## begin PROVIDED DATA

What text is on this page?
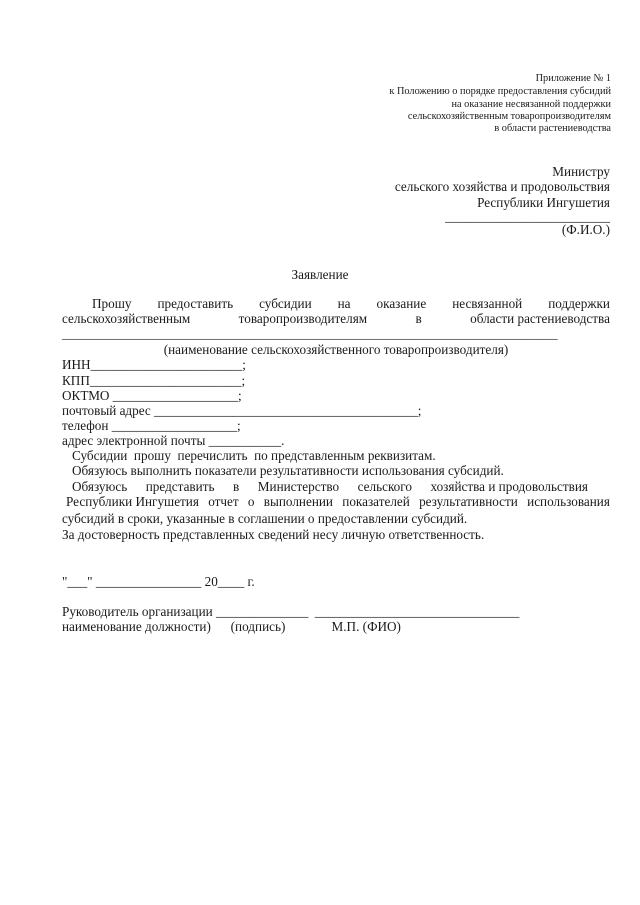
Приложение № 1
к Положению о порядке предоставления субсидий
на оказание несвязанной поддержки
сельскохозяйственным товаропроизводителям
в области растениеводства
Министру
сельского хозяйства и продовольствия
Республики Ингушетия
_________________________
(Ф.И.О.)
Заявление
Прошу предоставить субсидии на оказание несвязанной поддержки
сельскохозяйственным	товаропроизводителям	в	области растениеводства
________________________________________________________________________________
(наименование сельскохозяйственного товаропроизводителя)
ИНН_______________________;
КПП_______________________;
ОКТМО ___________________;
почтовый адрес ________________________________________;
телефон ___________________;
адрес электронной почты ___________.
Субсидии  прошу  перечислить  по представленным реквизитам.
Обязуюсь выполнить показатели результативности использования субсидий.
Обязуюсь представить в Министерство сельского хозяйства и продовольствия
Республики Ингушетия отчет о выполнении показателей результативности использования
субсидий в сроки, указанные в соглашении о предоставлении субсидий.
За достоверность представленных сведений несу личную ответственность.
"___" ________________ 20____ г.
Руководитель организации ______________  _______________________________
наименование должности)      (подпись)              М.П. (ФИО)
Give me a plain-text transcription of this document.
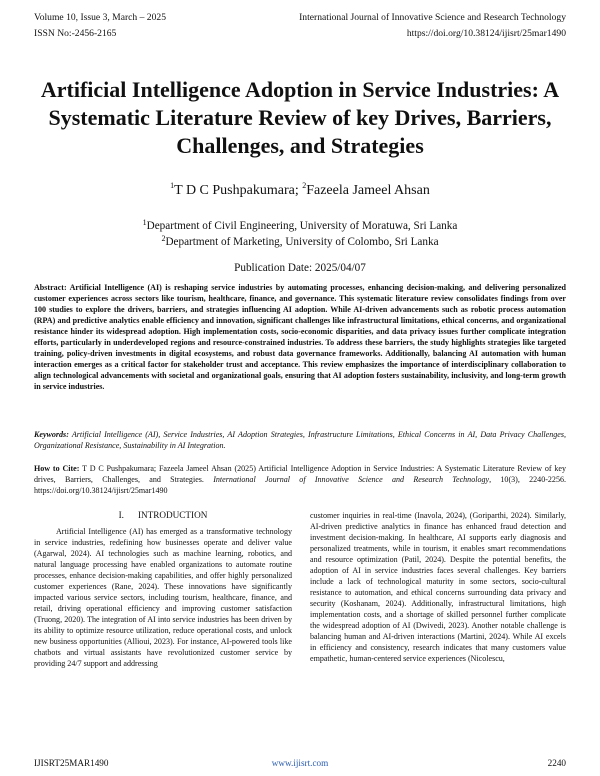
Volume 10, Issue 3, March – 2025	International Journal of Innovative Science and Research Technology
ISSN No:-2456-2165	https://doi.org/10.38124/ijisrt/25mar1490
Artificial Intelligence Adoption in Service Industries: A Systematic Literature Review of key Drives, Barriers, Challenges, and Strategies
$^1$T D C Pushpakumara; $^2$Fazeela Jameel Ahsan
$^1$Department of Civil Engineering, University of Moratuwa, Sri Lanka
$^2$Department of Marketing, University of Colombo, Sri Lanka
Publication Date: 2025/04/07
Abstract: Artificial Intelligence (AI) is reshaping service industries by automating processes, enhancing decision-making, and delivering personalized customer experiences across sectors like tourism, healthcare, finance, and governance. This systematic literature review consolidates findings from over 100 studies to explore the drivers, barriers, and strategies influencing AI adoption. While AI-driven advancements such as robotic process automation (RPA) and predictive analytics enable efficiency and innovation, significant challenges like infrastructural limitations, ethical concerns, and organizational resistance hinder its widespread adoption. High implementation costs, socio-economic disparities, and data privacy issues further complicate integration efforts, particularly in underdeveloped regions and resource-constrained industries. To address these barriers, the study highlights strategies like targeted training, policy-driven investments in digital ecosystems, and robust data governance frameworks. Additionally, balancing AI automation with human interaction emerges as a critical factor for stakeholder trust and acceptance. This review emphasizes the importance of interdisciplinary collaboration to align technological advancements with societal and organizational goals, ensuring that AI adoption fosters sustainability, inclusivity, and long-term growth in service industries.
Keywords: Artificial Intelligence (AI), Service Industries, AI Adoption Strategies, Infrastructure Limitations, Ethical Concerns in AI, Data Privacy Challenges, Organizational Resistance, Sustainability in AI Integration.
How to Cite: T D C Pushpakumara; Fazeela Jameel Ahsan (2025) Artificial Intelligence Adoption in Service Industries: A Systematic Literature Review of key drives, Barriers, Challenges, and Strategies. International Journal of Innovative Science and Research Technology, 10(3), 2240-2256. https://doi.org/10.38124/ijisrt/25mar1490
I. INTRODUCTION

Artificial Intelligence (AI) has emerged as a transformative technology in service industries, redefining how businesses operate and deliver value (Agarwal, 2024). AI technologies such as machine learning, robotics, and natural language processing have enabled organizations to automate routine processes, enhance decision-making capabilities, and offer highly personalized customer experiences (Rane, 2024). These innovations have significantly impacted various service sectors, including tourism, healthcare, finance, and retail, driving operational efficiency and improving customer satisfaction (Truong, 2020). The integration of AI into service industries has been driven by its ability to optimize resource utilization, reduce operational costs, and unlock new business opportunities (Allioui, 2023). For instance, AI-powered tools like chatbots and virtual assistants have revolutionized customer service by providing 24/7 support and addressing

customer inquiries in real-time (Inavola, 2024), (Goriparthi, 2024). Similarly, AI-driven predictive analytics in finance has enhanced fraud detection and investment decision-making. In healthcare, AI supports early diagnosis and personalized treatments, while in tourism, it enables smart recommendations and resource optimization (Patil, 2024). Despite the potential benefits, the adoption of AI in service industries faces several challenges. Key barriers include a lack of technological maturity in some sectors, socio-cultural resistance to automation, and ethical concerns surrounding data privacy and security (Koshanam, 2024). Additionally, infrastructural limitations, high implementation costs, and a shortage of skilled personnel further complicate the widespread adoption of AI (Dwivedi, 2023). Another notable challenge is balancing human and AI-driven interactions (Martini, 2024). While AI excels in efficiency and consistency, research indicates that many customers value empathetic, human-centered service experiences (Nicolescu,

IJISRT25MAR1490	www.ijisrt.com	2240
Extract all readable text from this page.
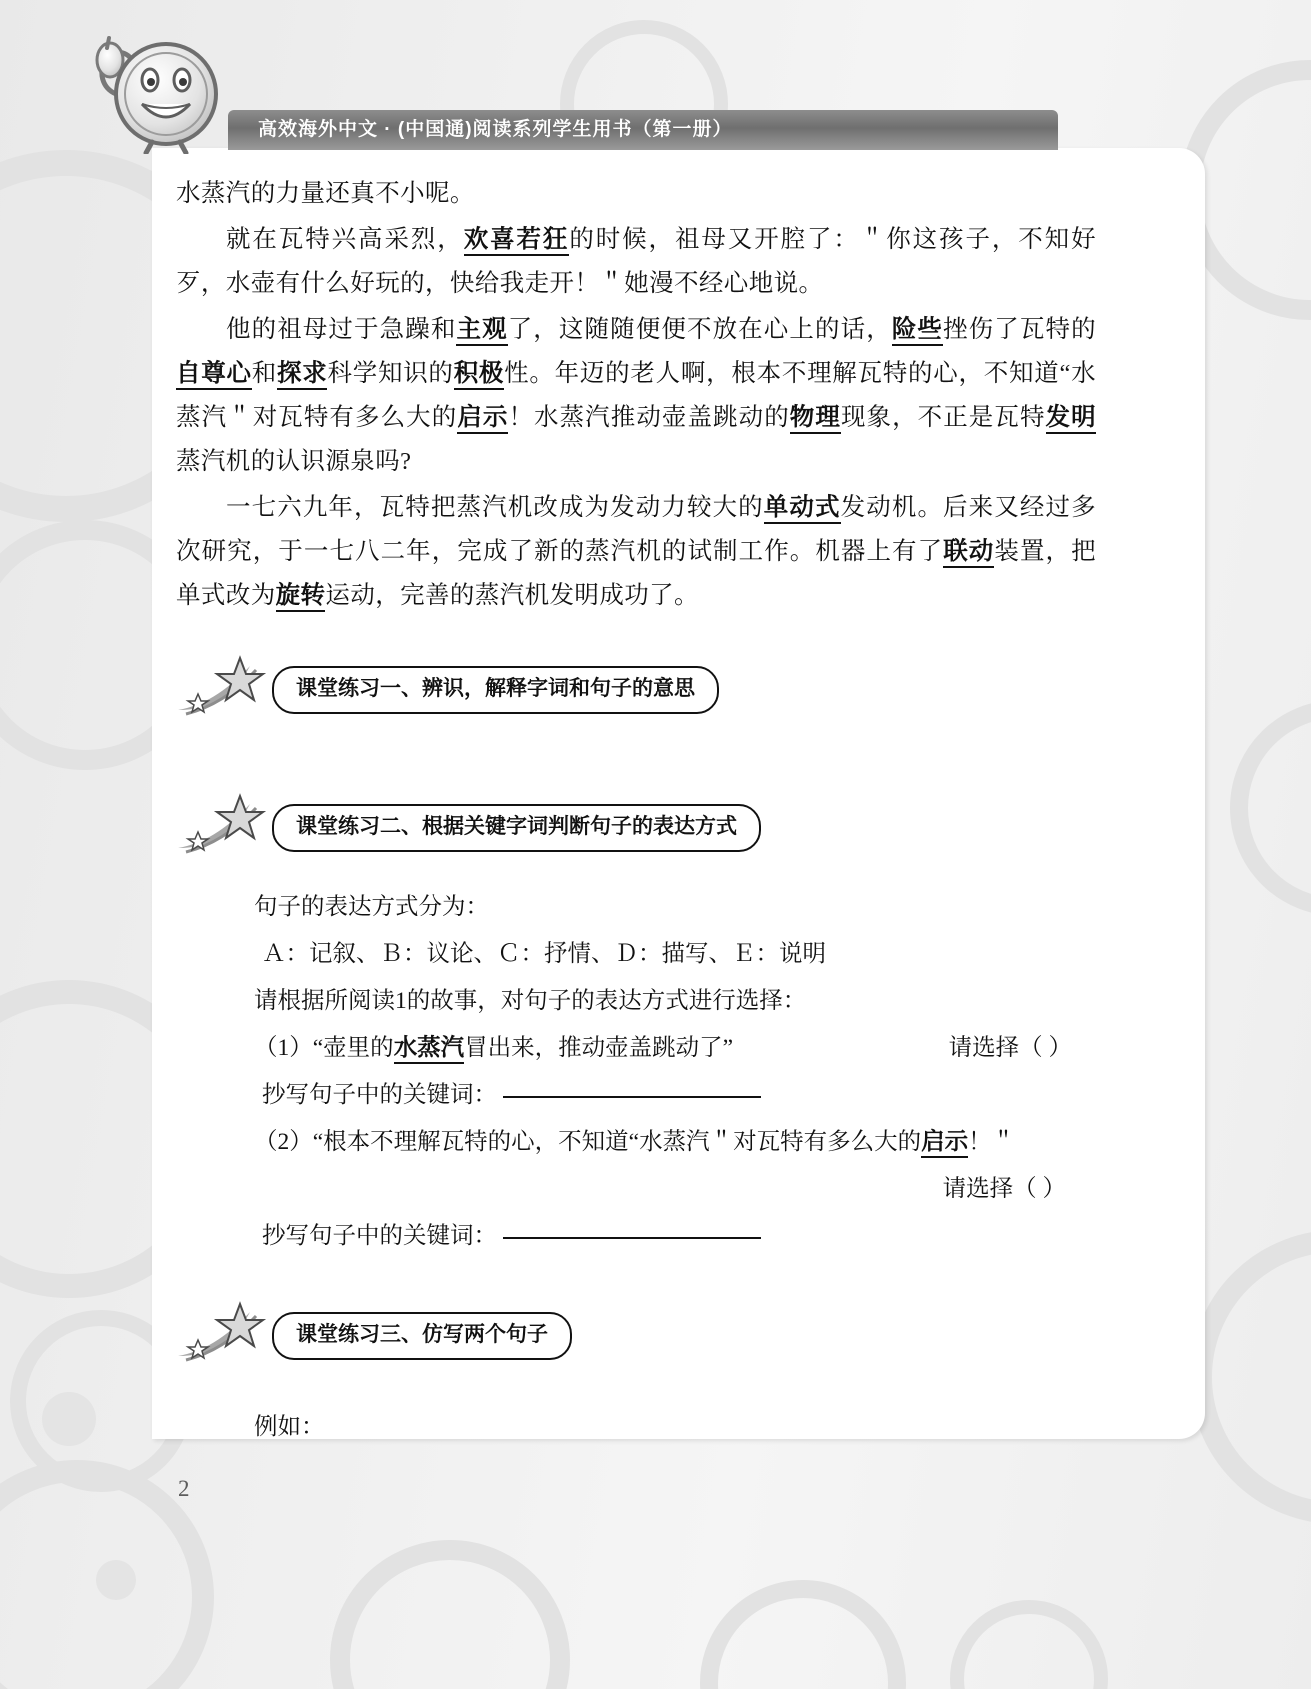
高效海外中文 · (中国通)阅读系列学生用书（第一册）

水蒸汽的力量还真不小呢。

就在瓦特兴高采烈，欢喜若狂的时候，祖母又开腔了：＂你这孩子，不知好歹，水壶有什么好玩的，快给我走开！＂她漫不经心地说。

他的祖母过于急躁和主观了，这随随便便不放在心上的话，险些挫伤了瓦特的自尊心和探求科学知识的积极性。年迈的老人啊，根本不理解瓦特的心，不知道“水蒸汽＂对瓦特有多么大的启示！水蒸汽推动壶盖跳动的物理现象，不正是瓦特发明蒸汽机的认识源泉吗?

一七六九年，瓦特把蒸汽机改成为发动力较大的单动式发动机。后来又经过多次研究，于一七八二年，完成了新的蒸汽机的试制工作。机器上有了联动装置，把单式改为旋转运动，完善的蒸汽机发明成功了。

课堂练习一、辨识，解释字词和句子的意思
课堂练习二、根据关键字词判断句子的表达方式
句子的表达方式分为：
Ａ：记叙、Ｂ：议论、Ｃ：抒情、Ｄ：描写、Ｅ：说明
请根据所阅读1的故事，对句子的表达方式进行选择：
请选择（ ）
（1）“壶里的水蒸汽冒出来，推动壶盖跳动了”
抄写句子中的关键词：
（2）“根本不理解瓦特的心，不知道“水蒸汽＂对瓦特有多么大的启示！＂
请选择（ ）
抄写句子中的关键词：
课堂练习三、仿写两个句子
例如：
2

## end PROVIDED DATA

Transcribe the records verbatim and omit the images.

**RESPONSE:**
What text is on this page?
Приложение № 1
к Положению о порядке предоставления субсидий
на оказание несвязанной поддержки
сельскохозяйственным товаропроизводителям
в области растениеводства
Министру
сельского хозяйства и продовольствия
Республики Ингушетия
_________________________
(Ф.И.О.)
Заявление
Прошу предоставить субсидии на оказание несвязанной поддержки
сельскохозяйственным	товаропроизводителям	в	области растениеводства
________________________________________________________________________________
(наименование сельскохозяйственного товаропроизводителя)
ИНН_______________________;
КПП_______________________;
ОКТМО ___________________;
почтовый адрес ________________________________________;
телефон ___________________;
адрес электронной почты ___________.
Субсидии  прошу  перечислить  по представленным реквизитам.
Обязуюсь выполнить показатели результативности использования субсидий.
Обязуюсь представить в Министерство сельского хозяйства и продовольствия
Республики Ингушетия отчет о выполнении показателей результативности использования
субсидий в сроки, указанные в соглашении о предоставлении субсидий.
За достоверность представленных сведений несу личную ответственность.
"___" ________________ 20____ г.
Руководитель организации ______________  _______________________________
наименование должности)      (подпись)              М.П. (ФИО)
Give me a plain-text transcription of this document.
Volume 10, Issue 3, March – 2025	International Journal of Innovative Science and Research Technology
ISSN No:-2456-2165	https://doi.org/10.38124/ijisrt/25mar1490
Artificial Intelligence Adoption in Service Industries: A Systematic Literature Review of key Drives, Barriers, Challenges, and Strategies
$^1$T D C Pushpakumara; $^2$Fazeela Jameel Ahsan
$^1$Department of Civil Engineering, University of Moratuwa, Sri Lanka
$^2$Department of Marketing, University of Colombo, Sri Lanka
Publication Date: 2025/04/07
Abstract: Artificial Intelligence (AI) is reshaping service industries by automating processes, enhancing decision-making, and delivering personalized customer experiences across sectors like tourism, healthcare, finance, and governance. This systematic literature review consolidates findings from over 100 studies to explore the drivers, barriers, and strategies influencing AI adoption. While AI-driven advancements such as robotic process automation (RPA) and predictive analytics enable efficiency and innovation, significant challenges like infrastructural limitations, ethical concerns, and organizational resistance hinder its widespread adoption. High implementation costs, socio-economic disparities, and data privacy issues further complicate integration efforts, particularly in underdeveloped regions and resource-constrained industries. To address these barriers, the study highlights strategies like targeted training, policy-driven investments in digital ecosystems, and robust data governance frameworks. Additionally, balancing AI automation with human interaction emerges as a critical factor for stakeholder trust and acceptance. This review emphasizes the importance of interdisciplinary collaboration to align technological advancements with societal and organizational goals, ensuring that AI adoption fosters sustainability, inclusivity, and long-term growth in service industries.
Keywords: Artificial Intelligence (AI), Service Industries, AI Adoption Strategies, Infrastructure Limitations, Ethical Concerns in AI, Data Privacy Challenges, Organizational Resistance, Sustainability in AI Integration.
How to Cite: T D C Pushpakumara; Fazeela Jameel Ahsan (2025) Artificial Intelligence Adoption in Service Industries: A Systematic Literature Review of key drives, Barriers, Challenges, and Strategies. International Journal of Innovative Science and Research Technology, 10(3), 2240-2256. https://doi.org/10.38124/ijisrt/25mar1490
I. INTRODUCTION

Artificial Intelligence (AI) has emerged as a transformative technology in service industries, redefining how businesses operate and deliver value (Agarwal, 2024). AI technologies such as machine learning, robotics, and natural language processing have enabled organizations to automate routine processes, enhance decision-making capabilities, and offer highly personalized customer experiences (Rane, 2024). These innovations have significantly impacted various service sectors, including tourism, healthcare, finance, and retail, driving operational efficiency and improving customer satisfaction (Truong, 2020). The integration of AI into service industries has been driven by its ability to optimize resource utilization, reduce operational costs, and unlock new business opportunities (Allioui, 2023). For instance, AI-powered tools like chatbots and virtual assistants have revolutionized customer service by providing 24/7 support and addressing

customer inquiries in real-time (Inavola, 2024), (Goriparthi, 2024). Similarly, AI-driven predictive analytics in finance has enhanced fraud detection and investment decision-making. In healthcare, AI supports early diagnosis and personalized treatments, while in tourism, it enables smart recommendations and resource optimization (Patil, 2024). Despite the potential benefits, the adoption of AI in service industries faces several challenges. Key barriers include a lack of technological maturity in some sectors, socio-cultural resistance to automation, and ethical concerns surrounding data privacy and security (Koshanam, 2024). Additionally, infrastructural limitations, high implementation costs, and a shortage of skilled personnel further complicate the widespread adoption of AI (Dwivedi, 2023). Another notable challenge is balancing human and AI-driven interactions (Martini, 2024). While AI excels in efficiency and consistency, research indicates that many customers value empathetic, human-centered service experiences (Nicolescu,

IJISRT25MAR1490	www.ijisrt.com	2240
Extract all readable text from this page.
高效海外中文 · (中国通)阅读系列学生用书（第一册）

水蒸汽的力量还真不小呢。

就在瓦特兴高采烈，欢喜若狂的时候，祖母又开腔了：＂你这孩子，不知好歹，水壶有什么好玩的，快给我走开！＂她漫不经心地说。

他的祖母过于急躁和主观了，这随随便便不放在心上的话，险些挫伤了瓦特的自尊心和探求科学知识的积极性。年迈的老人啊，根本不理解瓦特的心，不知道“水蒸汽＂对瓦特有多么大的启示！水蒸汽推动壶盖跳动的物理现象，不正是瓦特发明蒸汽机的认识源泉吗?

一七六九年，瓦特把蒸汽机改成为发动力较大的单动式发动机。后来又经过多次研究，于一七八二年，完成了新的蒸汽机的试制工作。机器上有了联动装置，把单式改为旋转运动，完善的蒸汽机发明成功了。

课堂练习一、辨识，解释字词和句子的意思
课堂练习二、根据关键字词判断句子的表达方式
句子的表达方式分为：
Ａ：记叙、Ｂ：议论、Ｃ：抒情、Ｄ：描写、Ｅ：说明
请根据所阅读1的故事，对句子的表达方式进行选择：
请选择（ ）
（1）“壶里的水蒸汽冒出来，推动壶盖跳动了”
抄写句子中的关键词：
（2）“根本不理解瓦特的心，不知道“水蒸汽＂对瓦特有多么大的启示！＂
请选择（ ）
抄写句子中的关键词：
课堂练习三、仿写两个句子
例如：
2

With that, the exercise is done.